Stated problem: Return each line of the listing that contains the string "个百分点".

A block of data:
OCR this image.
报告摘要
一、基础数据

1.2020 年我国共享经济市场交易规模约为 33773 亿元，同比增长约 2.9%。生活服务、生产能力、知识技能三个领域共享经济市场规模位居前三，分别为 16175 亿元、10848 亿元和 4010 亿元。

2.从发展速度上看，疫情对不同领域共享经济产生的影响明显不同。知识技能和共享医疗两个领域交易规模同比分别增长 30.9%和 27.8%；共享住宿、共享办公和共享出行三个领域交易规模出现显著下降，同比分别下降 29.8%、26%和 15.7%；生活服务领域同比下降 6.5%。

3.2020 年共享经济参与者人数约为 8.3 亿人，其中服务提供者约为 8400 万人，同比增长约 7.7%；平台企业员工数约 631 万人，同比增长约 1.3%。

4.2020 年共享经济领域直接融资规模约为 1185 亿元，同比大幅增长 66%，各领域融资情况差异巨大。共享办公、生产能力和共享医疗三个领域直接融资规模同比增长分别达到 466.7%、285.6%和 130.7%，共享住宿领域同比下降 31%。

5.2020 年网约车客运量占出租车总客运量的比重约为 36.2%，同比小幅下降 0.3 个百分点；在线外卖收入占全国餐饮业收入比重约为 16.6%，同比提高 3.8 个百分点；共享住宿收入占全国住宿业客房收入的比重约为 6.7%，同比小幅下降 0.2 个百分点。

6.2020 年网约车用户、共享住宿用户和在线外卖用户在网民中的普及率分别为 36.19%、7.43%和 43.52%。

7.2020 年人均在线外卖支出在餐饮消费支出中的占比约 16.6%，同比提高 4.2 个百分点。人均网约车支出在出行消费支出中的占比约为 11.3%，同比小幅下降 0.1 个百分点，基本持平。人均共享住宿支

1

Task answer:
5.2020 年网约车客运量占出租车总客运量的比重约为 36.2%，同比小幅下降 0.3 个百分点；在线外卖收入占全国餐饮业收入比重约为 16.6%，同比提高 3.8 个百分点；共享住宿收入占全国住宿业客房收入的比重约为 6.7%，同比小幅下降 0.2 个百分点。
7.2020 年人均在线外卖支出在餐饮消费支出中的占比约 16.6%，同比提高 4.2 个百分点。人均网约车支出在出行消费支出中的占比约为 11.3%，同比小幅下降 0.1 个百分点，基本持平。人均共享住宿支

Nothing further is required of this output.